== MATERIAL PROVIDED

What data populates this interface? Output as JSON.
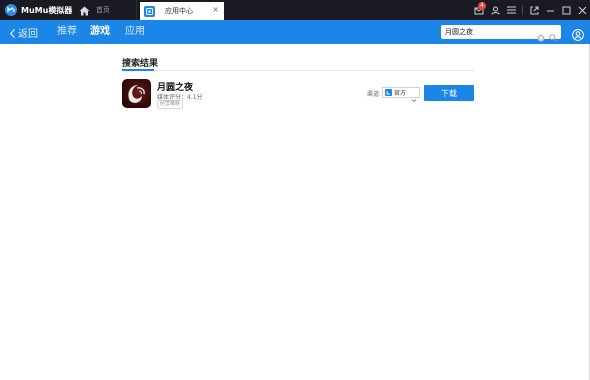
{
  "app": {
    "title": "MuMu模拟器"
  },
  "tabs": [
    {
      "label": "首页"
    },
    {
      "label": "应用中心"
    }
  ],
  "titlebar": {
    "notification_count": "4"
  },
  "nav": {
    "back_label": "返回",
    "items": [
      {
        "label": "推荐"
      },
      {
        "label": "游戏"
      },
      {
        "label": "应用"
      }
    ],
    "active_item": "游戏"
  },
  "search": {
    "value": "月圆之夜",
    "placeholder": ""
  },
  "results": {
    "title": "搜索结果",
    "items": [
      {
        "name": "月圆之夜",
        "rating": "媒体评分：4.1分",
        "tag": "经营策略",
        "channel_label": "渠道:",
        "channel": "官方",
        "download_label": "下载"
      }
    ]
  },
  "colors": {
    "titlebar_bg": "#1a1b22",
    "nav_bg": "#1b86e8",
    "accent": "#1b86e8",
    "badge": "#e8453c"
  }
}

====
== MATERIAL PROVIDED

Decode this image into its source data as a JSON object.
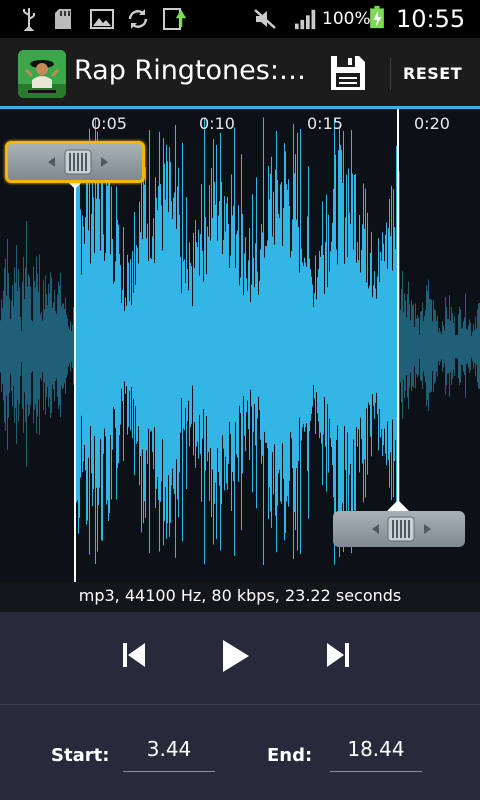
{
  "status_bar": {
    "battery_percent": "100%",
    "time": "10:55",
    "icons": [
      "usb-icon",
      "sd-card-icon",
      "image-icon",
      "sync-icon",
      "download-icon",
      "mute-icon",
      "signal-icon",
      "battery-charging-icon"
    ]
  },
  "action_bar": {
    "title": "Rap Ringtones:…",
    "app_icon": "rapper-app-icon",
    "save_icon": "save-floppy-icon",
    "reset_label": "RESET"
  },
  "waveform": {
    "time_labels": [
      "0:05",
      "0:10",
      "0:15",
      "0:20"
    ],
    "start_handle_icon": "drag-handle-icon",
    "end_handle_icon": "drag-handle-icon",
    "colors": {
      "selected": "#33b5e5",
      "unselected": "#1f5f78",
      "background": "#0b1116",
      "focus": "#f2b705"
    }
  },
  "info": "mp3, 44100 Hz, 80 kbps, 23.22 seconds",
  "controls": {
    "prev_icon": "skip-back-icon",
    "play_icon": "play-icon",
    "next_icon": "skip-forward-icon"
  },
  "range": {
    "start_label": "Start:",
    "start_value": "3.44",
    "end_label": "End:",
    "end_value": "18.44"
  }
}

====

**WHAT IS BEING ASKED**. Go through the material line by line. Show each line that contains the string "JSON".

**THE COMPLETED TASK**.
What data populates this interface? Output as JSON.
Decode this image into its source data as a JSON object.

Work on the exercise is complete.